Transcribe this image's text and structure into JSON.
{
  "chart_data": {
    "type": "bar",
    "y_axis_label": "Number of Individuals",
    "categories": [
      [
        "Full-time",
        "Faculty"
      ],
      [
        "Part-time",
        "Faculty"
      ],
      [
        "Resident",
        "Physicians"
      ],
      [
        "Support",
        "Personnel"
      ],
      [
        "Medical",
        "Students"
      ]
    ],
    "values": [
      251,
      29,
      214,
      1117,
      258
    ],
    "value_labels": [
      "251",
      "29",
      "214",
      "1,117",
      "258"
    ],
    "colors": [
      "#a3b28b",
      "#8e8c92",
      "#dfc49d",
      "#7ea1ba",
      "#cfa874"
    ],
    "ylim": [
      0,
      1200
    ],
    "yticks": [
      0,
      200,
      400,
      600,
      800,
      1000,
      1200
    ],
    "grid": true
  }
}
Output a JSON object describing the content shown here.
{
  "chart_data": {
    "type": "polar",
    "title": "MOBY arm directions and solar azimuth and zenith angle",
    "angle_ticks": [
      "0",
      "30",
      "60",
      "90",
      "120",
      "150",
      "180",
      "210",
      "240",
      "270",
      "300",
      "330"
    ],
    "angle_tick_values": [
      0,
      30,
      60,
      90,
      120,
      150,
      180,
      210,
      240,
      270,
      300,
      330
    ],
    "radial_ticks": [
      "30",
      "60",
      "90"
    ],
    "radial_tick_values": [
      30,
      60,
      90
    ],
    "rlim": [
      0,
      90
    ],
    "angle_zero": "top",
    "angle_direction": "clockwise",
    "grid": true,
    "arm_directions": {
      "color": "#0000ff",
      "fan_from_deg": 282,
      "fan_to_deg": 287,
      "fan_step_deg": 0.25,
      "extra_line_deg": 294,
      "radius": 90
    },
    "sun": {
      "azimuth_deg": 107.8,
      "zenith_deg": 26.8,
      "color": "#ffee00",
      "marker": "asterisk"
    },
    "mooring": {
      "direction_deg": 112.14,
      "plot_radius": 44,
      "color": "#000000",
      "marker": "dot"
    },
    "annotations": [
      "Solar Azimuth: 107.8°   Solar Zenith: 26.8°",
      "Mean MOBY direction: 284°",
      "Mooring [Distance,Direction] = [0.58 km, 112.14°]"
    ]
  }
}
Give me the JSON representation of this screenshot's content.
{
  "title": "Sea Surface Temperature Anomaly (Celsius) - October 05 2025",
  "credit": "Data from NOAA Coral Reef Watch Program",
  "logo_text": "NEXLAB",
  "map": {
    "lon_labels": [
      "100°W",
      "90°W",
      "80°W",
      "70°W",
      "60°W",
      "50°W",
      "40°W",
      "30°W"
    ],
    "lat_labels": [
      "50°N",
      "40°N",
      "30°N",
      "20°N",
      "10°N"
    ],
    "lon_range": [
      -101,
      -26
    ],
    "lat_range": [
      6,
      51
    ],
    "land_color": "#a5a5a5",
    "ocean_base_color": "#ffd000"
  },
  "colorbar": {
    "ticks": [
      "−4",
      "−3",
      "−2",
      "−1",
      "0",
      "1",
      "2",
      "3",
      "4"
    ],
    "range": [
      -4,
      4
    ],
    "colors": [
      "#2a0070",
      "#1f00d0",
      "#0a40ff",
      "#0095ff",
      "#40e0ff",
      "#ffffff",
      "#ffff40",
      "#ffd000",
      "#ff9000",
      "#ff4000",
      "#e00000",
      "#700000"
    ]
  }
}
○ ○ ○ ○ ○ ○ ○
→ **Written task**:
Return precisely the lines of the records, starting with the line that holds "Give me the" and ending with the last one.

→ **Solution for this task**:
Give me the JSON representation of this screenshot's content.
{
  "title": "Sea Surface Temperature Anomaly (Celsius) - October 05 2025",
  "credit": "Data from NOAA Coral Reef Watch Program",
  "logo_text": "NEXLAB",
  "map": {
    "lon_labels": [
      "100°W",
      "90°W",
      "80°W",
      "70°W",
      "60°W",
      "50°W",
      "40°W",
      "30°W"
    ],
    "lat_labels": [
      "50°N",
      "40°N",
      "30°N",
      "20°N",
      "10°N"
    ],
    "lon_range": [
      -101,
      -26
    ],
    "lat_range": [
      6,
      51
    ],
    "land_color": "#a5a5a5",
    "ocean_base_color": "#ffd000"
  },
  "colorbar": {
    "ticks": [
      "−4",
      "−3",
      "−2",
      "−1",
      "0",
      "1",
      "2",
      "3",
      "4"
    ],
    "range": [
      -4,
      4
    ],
    "colors": [
      "#2a0070",
      "#1f00d0",
      "#0a40ff",
      "#0095ff",
      "#40e0ff",
      "#ffffff",
      "#ffff40",
      "#ffd000",
      "#ff9000",
      "#ff4000",
      "#e00000",
      "#700000"
    ]
  }
}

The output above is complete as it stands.